• [Task to carry out] Here is a listing. Reproduce it exactly.

--------

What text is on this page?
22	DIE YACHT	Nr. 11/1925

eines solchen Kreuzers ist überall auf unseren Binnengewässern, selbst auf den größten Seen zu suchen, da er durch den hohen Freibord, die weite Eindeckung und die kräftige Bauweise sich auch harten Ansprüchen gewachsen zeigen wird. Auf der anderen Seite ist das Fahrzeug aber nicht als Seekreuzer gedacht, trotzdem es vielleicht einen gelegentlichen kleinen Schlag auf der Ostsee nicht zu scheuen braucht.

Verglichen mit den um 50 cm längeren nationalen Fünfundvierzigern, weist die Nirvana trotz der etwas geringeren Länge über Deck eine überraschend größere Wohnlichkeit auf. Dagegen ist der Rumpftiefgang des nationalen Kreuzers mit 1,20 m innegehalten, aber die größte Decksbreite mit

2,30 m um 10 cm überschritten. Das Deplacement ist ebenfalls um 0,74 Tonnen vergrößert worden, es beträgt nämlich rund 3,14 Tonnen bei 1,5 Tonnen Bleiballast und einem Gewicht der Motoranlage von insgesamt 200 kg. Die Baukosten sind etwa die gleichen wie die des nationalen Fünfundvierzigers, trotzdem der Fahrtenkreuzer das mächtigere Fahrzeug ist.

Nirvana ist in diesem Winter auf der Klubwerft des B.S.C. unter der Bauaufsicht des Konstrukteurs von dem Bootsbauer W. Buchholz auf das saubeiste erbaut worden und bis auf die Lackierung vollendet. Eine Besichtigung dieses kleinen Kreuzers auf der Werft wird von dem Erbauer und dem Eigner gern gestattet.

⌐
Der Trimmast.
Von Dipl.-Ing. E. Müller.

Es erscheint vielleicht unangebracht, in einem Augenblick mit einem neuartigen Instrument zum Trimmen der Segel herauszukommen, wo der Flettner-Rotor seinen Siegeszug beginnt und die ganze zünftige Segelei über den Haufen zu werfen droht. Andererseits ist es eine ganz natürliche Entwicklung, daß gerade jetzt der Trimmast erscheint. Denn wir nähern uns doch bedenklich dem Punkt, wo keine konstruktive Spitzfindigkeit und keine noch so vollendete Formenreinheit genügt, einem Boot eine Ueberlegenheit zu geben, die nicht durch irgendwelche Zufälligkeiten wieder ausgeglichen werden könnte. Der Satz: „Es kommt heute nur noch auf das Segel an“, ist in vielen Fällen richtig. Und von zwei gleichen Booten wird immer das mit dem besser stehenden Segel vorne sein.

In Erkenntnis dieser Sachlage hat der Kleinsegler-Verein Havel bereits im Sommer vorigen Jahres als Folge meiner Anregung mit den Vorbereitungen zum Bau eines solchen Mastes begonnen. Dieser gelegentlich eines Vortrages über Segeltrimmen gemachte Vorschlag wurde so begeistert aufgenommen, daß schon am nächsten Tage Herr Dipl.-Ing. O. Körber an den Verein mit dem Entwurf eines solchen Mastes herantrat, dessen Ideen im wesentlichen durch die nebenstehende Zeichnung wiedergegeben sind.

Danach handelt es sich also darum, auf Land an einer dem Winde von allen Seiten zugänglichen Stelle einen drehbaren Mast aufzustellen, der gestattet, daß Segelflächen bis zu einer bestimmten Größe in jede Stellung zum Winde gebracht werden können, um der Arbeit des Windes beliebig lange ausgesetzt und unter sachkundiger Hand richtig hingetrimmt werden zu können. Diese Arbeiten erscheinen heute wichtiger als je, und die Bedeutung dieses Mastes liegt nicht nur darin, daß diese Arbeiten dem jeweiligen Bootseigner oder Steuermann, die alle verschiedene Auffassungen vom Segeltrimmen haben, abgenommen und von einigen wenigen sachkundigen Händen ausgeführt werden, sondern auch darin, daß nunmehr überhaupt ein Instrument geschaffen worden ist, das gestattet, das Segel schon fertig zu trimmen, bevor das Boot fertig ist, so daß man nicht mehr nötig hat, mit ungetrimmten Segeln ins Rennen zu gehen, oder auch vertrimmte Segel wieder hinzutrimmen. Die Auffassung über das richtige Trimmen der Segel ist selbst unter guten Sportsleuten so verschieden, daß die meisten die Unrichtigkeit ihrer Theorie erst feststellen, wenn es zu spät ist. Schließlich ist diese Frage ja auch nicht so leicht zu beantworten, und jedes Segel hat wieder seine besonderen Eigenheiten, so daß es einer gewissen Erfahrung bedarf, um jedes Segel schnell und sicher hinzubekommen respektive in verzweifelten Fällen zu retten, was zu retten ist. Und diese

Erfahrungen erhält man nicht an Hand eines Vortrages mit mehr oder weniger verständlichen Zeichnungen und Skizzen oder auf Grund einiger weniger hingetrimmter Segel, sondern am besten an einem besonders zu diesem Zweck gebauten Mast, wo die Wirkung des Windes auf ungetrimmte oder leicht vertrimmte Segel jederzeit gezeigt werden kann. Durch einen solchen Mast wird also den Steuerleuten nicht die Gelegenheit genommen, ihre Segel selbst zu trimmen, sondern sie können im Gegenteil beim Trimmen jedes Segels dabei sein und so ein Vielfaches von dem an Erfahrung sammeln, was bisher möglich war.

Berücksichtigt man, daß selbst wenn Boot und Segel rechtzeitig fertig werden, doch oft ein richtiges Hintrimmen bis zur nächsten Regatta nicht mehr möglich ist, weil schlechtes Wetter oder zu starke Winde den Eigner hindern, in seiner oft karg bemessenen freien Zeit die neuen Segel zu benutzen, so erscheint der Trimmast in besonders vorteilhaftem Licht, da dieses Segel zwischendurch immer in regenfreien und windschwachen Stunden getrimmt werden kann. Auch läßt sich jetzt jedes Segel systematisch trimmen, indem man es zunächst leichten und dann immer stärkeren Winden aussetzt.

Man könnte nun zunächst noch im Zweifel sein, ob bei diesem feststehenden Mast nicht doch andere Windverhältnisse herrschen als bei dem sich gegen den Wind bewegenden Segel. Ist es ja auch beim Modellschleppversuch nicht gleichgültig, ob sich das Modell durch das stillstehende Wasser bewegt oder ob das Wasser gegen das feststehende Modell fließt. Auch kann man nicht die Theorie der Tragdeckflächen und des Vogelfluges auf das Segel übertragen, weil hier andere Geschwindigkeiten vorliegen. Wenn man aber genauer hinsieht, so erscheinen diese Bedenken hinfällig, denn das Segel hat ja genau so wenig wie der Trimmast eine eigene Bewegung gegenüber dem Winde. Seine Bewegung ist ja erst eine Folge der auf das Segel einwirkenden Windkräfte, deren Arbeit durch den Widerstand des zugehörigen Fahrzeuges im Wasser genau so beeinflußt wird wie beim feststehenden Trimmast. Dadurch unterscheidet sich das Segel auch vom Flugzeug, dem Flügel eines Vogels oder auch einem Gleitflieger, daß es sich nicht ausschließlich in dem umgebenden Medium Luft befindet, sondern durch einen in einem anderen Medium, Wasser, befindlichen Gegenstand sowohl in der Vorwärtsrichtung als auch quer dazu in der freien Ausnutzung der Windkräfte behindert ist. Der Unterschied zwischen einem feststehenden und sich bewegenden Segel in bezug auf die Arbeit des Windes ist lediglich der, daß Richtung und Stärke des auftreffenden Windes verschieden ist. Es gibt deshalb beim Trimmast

--------

• [Answer for the task]
What text is on this page?
22	DIE YACHT	Nr. 11/1925

eines solchen Kreuzers ist überall auf unseren Binnengewässern, selbst auf den größten Seen zu suchen, da er durch den hohen Freibord, die weite Eindeckung und die kräftige Bauweise sich auch harten Ansprüchen gewachsen zeigen wird. Auf der anderen Seite ist das Fahrzeug aber nicht als Seekreuzer gedacht, trotzdem es vielleicht einen gelegentlichen kleinen Schlag auf der Ostsee nicht zu scheuen braucht.

Verglichen mit den um 50 cm längeren nationalen Fünfundvierzigern, weist die Nirvana trotz der etwas geringeren Länge über Deck eine überraschend größere Wohnlichkeit auf. Dagegen ist der Rumpftiefgang des nationalen Kreuzers mit 1,20 m innegehalten, aber die größte Decksbreite mit

2,30 m um 10 cm überschritten. Das Deplacement ist ebenfalls um 0,74 Tonnen vergrößert worden, es beträgt nämlich rund 3,14 Tonnen bei 1,5 Tonnen Bleiballast und einem Gewicht der Motoranlage von insgesamt 200 kg. Die Baukosten sind etwa die gleichen wie die des nationalen Fünfundvierzigers, trotzdem der Fahrtenkreuzer das mächtigere Fahrzeug ist.

Nirvana ist in diesem Winter auf der Klubwerft des B.S.C. unter der Bauaufsicht des Konstrukteurs von dem Bootsbauer W. Buchholz auf das saubeiste erbaut worden und bis auf die Lackierung vollendet. Eine Besichtigung dieses kleinen Kreuzers auf der Werft wird von dem Erbauer und dem Eigner gern gestattet.

⌐
Der Trimmast.
Von Dipl.-Ing. E. Müller.

Es erscheint vielleicht unangebracht, in einem Augenblick mit einem neuartigen Instrument zum Trimmen der Segel herauszukommen, wo der Flettner-Rotor seinen Siegeszug beginnt und die ganze zünftige Segelei über den Haufen zu werfen droht. Andererseits ist es eine ganz natürliche Entwicklung, daß gerade jetzt der Trimmast erscheint. Denn wir nähern uns doch bedenklich dem Punkt, wo keine konstruktive Spitzfindigkeit und keine noch so vollendete Formenreinheit genügt, einem Boot eine Ueberlegenheit zu geben, die nicht durch irgendwelche Zufälligkeiten wieder ausgeglichen werden könnte. Der Satz: „Es kommt heute nur noch auf das Segel an“, ist in vielen Fällen richtig. Und von zwei gleichen Booten wird immer das mit dem besser stehenden Segel vorne sein.

In Erkenntnis dieser Sachlage hat der Kleinsegler-Verein Havel bereits im Sommer vorigen Jahres als Folge meiner Anregung mit den Vorbereitungen zum Bau eines solchen Mastes begonnen. Dieser gelegentlich eines Vortrages über Segeltrimmen gemachte Vorschlag wurde so begeistert aufgenommen, daß schon am nächsten Tage Herr Dipl.-Ing. O. Körber an den Verein mit dem Entwurf eines solchen Mastes herantrat, dessen Ideen im wesentlichen durch die nebenstehende Zeichnung wiedergegeben sind.

Danach handelt es sich also darum, auf Land an einer dem Winde von allen Seiten zugänglichen Stelle einen drehbaren Mast aufzustellen, der gestattet, daß Segelflächen bis zu einer bestimmten Größe in jede Stellung zum Winde gebracht werden können, um der Arbeit des Windes beliebig lange ausgesetzt und unter sachkundiger Hand richtig hingetrimmt werden zu können. Diese Arbeiten erscheinen heute wichtiger als je, und die Bedeutung dieses Mastes liegt nicht nur darin, daß diese Arbeiten dem jeweiligen Bootseigner oder Steuermann, die alle verschiedene Auffassungen vom Segeltrimmen haben, abgenommen und von einigen wenigen sachkundigen Händen ausgeführt werden, sondern auch darin, daß nunmehr überhaupt ein Instrument geschaffen worden ist, das gestattet, das Segel schon fertig zu trimmen, bevor das Boot fertig ist, so daß man nicht mehr nötig hat, mit ungetrimmten Segeln ins Rennen zu gehen, oder auch vertrimmte Segel wieder hinzutrimmen. Die Auffassung über das richtige Trimmen der Segel ist selbst unter guten Sportsleuten so verschieden, daß die meisten die Unrichtigkeit ihrer Theorie erst feststellen, wenn es zu spät ist. Schließlich ist diese Frage ja auch nicht so leicht zu beantworten, und jedes Segel hat wieder seine besonderen Eigenheiten, so daß es einer gewissen Erfahrung bedarf, um jedes Segel schnell und sicher hinzubekommen respektive in verzweifelten Fällen zu retten, was zu retten ist. Und diese

Erfahrungen erhält man nicht an Hand eines Vortrages mit mehr oder weniger verständlichen Zeichnungen und Skizzen oder auf Grund einiger weniger hingetrimmter Segel, sondern am besten an einem besonders zu diesem Zweck gebauten Mast, wo die Wirkung des Windes auf ungetrimmte oder leicht vertrimmte Segel jederzeit gezeigt werden kann. Durch einen solchen Mast wird also den Steuerleuten nicht die Gelegenheit genommen, ihre Segel selbst zu trimmen, sondern sie können im Gegenteil beim Trimmen jedes Segels dabei sein und so ein Vielfaches von dem an Erfahrung sammeln, was bisher möglich war.

Berücksichtigt man, daß selbst wenn Boot und Segel rechtzeitig fertig werden, doch oft ein richtiges Hintrimmen bis zur nächsten Regatta nicht mehr möglich ist, weil schlechtes Wetter oder zu starke Winde den Eigner hindern, in seiner oft karg bemessenen freien Zeit die neuen Segel zu benutzen, so erscheint der Trimmast in besonders vorteilhaftem Licht, da dieses Segel zwischendurch immer in regenfreien und windschwachen Stunden getrimmt werden kann. Auch läßt sich jetzt jedes Segel systematisch trimmen, indem man es zunächst leichten und dann immer stärkeren Winden aussetzt.

Man könnte nun zunächst noch im Zweifel sein, ob bei diesem feststehenden Mast nicht doch andere Windverhältnisse herrschen als bei dem sich gegen den Wind bewegenden Segel. Ist es ja auch beim Modellschleppversuch nicht gleichgültig, ob sich das Modell durch das stillstehende Wasser bewegt oder ob das Wasser gegen das feststehende Modell fließt. Auch kann man nicht die Theorie der Tragdeckflächen und des Vogelfluges auf das Segel übertragen, weil hier andere Geschwindigkeiten vorliegen. Wenn man aber genauer hinsieht, so erscheinen diese Bedenken hinfällig, denn das Segel hat ja genau so wenig wie der Trimmast eine eigene Bewegung gegenüber dem Winde. Seine Bewegung ist ja erst eine Folge der auf das Segel einwirkenden Windkräfte, deren Arbeit durch den Widerstand des zugehörigen Fahrzeuges im Wasser genau so beeinflußt wird wie beim feststehenden Trimmast. Dadurch unterscheidet sich das Segel auch vom Flugzeug, dem Flügel eines Vogels oder auch einem Gleitflieger, daß es sich nicht ausschließlich in dem umgebenden Medium Luft befindet, sondern durch einen in einem anderen Medium, Wasser, befindlichen Gegenstand sowohl in der Vorwärtsrichtung als auch quer dazu in der freien Ausnutzung der Windkräfte behindert ist. Der Unterschied zwischen einem feststehenden und sich bewegenden Segel in bezug auf die Arbeit des Windes ist lediglich der, daß Richtung und Stärke des auftreffenden Windes verschieden ist. Es gibt deshalb beim Trimmast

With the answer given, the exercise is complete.